» TASK OBJECTIVE
Using the material below, copy every line where "Бобровская" appears.

» TASK MATERIAL
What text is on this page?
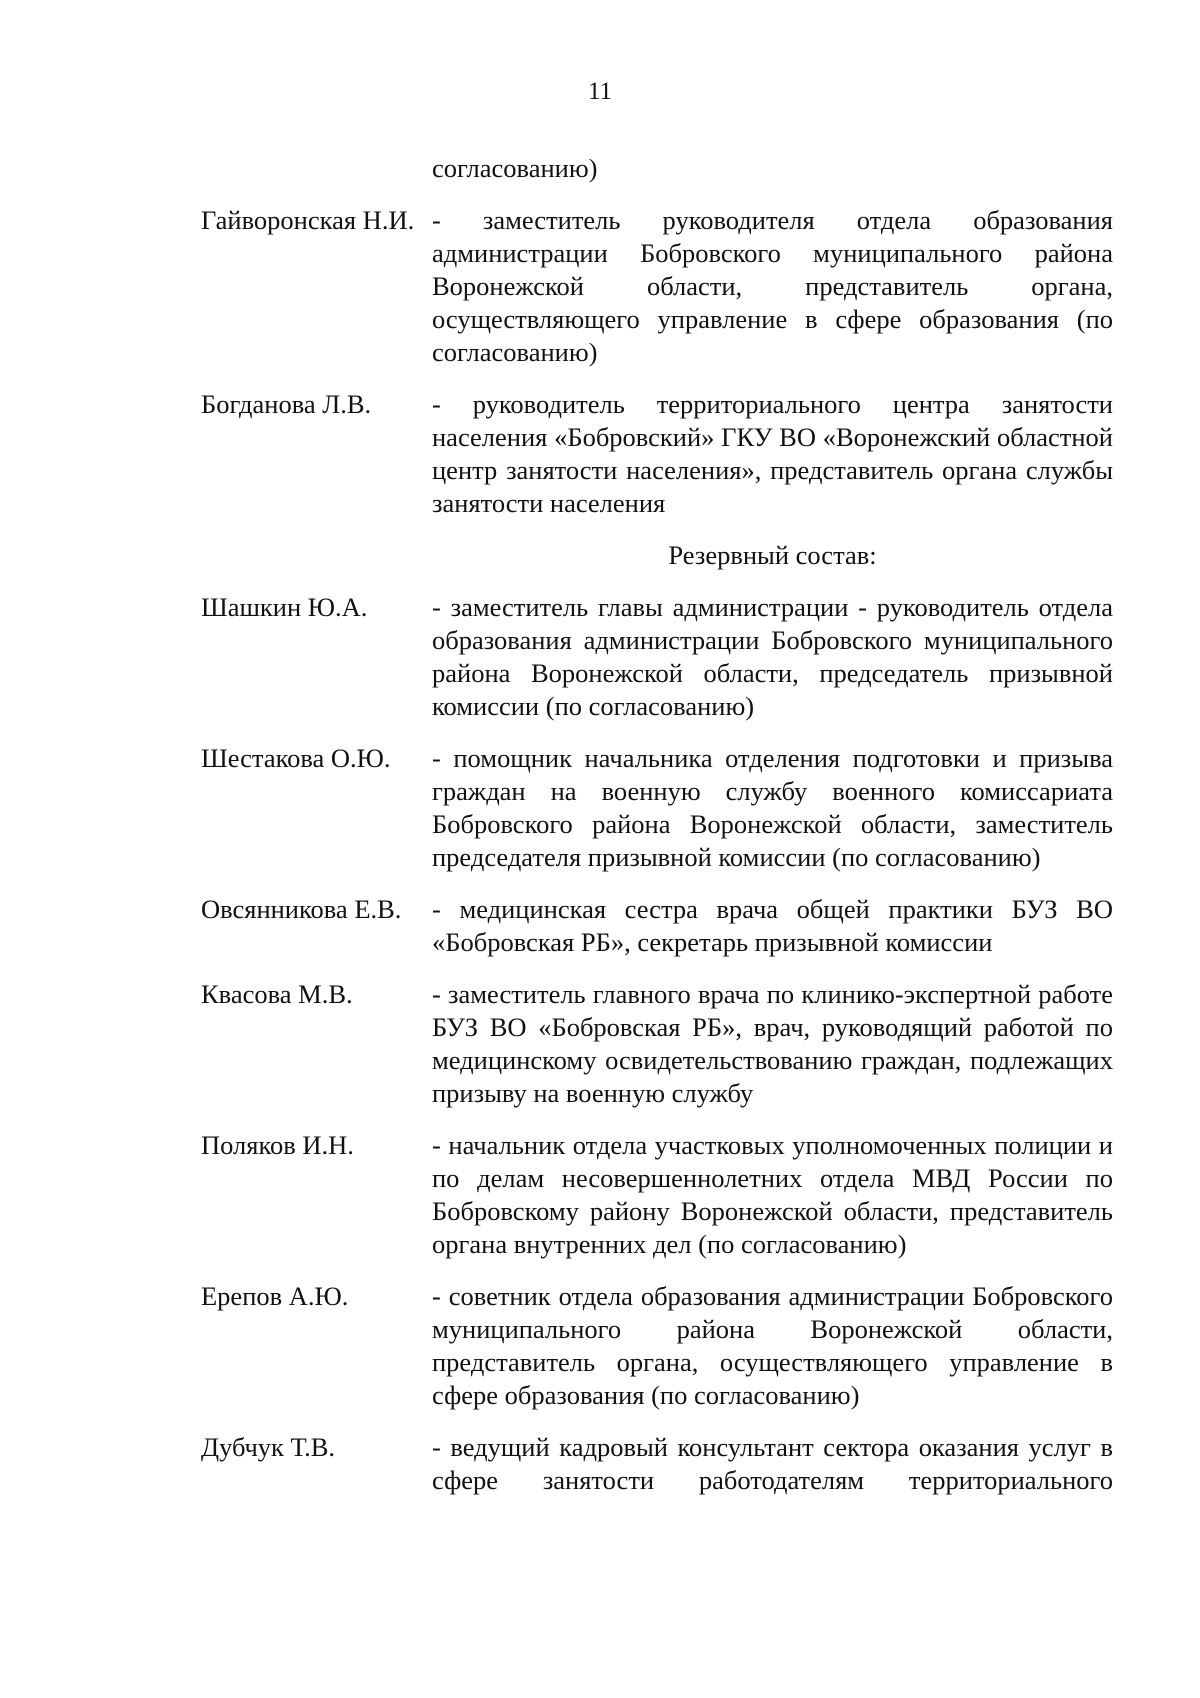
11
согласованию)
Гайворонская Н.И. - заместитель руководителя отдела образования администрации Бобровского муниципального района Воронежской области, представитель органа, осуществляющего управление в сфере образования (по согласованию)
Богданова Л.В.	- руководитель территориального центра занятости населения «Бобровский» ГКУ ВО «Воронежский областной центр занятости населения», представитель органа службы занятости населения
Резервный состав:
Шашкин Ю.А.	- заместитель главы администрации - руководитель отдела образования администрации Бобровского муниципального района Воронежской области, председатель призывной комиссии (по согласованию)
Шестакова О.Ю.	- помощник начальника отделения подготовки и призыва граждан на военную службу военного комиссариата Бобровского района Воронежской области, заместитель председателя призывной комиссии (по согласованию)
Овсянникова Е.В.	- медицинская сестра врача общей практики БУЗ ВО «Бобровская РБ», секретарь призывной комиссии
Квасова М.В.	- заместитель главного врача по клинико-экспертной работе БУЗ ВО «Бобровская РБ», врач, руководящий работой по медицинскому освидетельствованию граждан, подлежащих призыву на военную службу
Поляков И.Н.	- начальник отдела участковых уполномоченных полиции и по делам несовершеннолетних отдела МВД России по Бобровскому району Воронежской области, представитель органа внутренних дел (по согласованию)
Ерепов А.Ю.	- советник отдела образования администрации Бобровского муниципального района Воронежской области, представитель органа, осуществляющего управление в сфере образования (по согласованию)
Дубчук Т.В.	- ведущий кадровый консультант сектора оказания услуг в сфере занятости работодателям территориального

--

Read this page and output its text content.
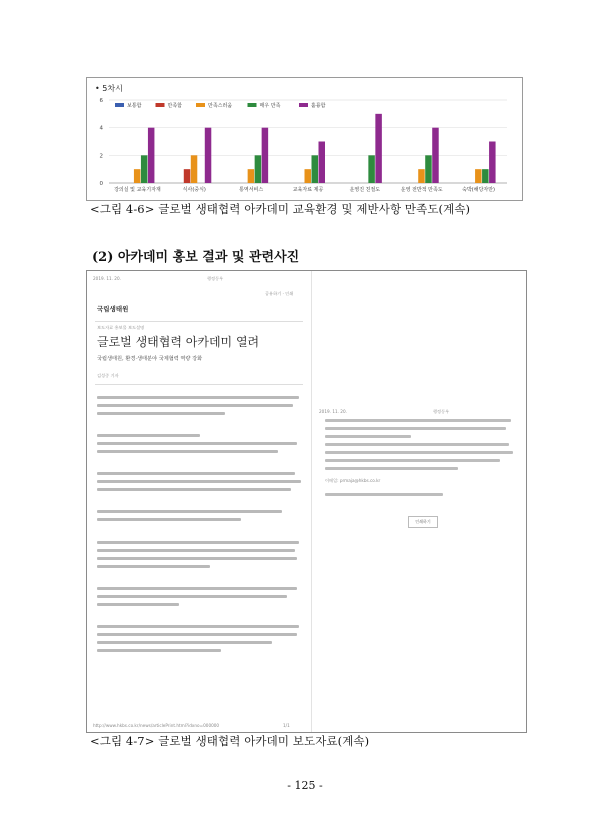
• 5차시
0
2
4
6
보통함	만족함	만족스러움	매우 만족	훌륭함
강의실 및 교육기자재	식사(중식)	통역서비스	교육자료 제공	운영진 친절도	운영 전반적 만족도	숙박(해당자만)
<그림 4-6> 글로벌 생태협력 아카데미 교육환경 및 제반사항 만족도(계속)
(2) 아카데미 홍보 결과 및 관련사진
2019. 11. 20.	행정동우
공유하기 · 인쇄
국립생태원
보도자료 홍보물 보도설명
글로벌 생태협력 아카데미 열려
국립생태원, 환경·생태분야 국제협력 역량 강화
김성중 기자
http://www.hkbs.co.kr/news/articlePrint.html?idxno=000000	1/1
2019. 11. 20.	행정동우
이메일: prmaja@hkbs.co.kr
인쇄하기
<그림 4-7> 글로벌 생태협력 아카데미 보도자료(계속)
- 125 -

» SOLUTION TO THIS TASK
Овсянникова Е.В.	- медицинская сестра врача общей практики БУЗ ВО «Бобровская РБ», секретарь призывной комиссии
Квасова М.В.	- заместитель главного врача по клинико-экспертной работе БУЗ ВО «Бобровская РБ», врач, руководящий работой по медицинскому освидетельствованию граждан, подлежащих призыву на военную службу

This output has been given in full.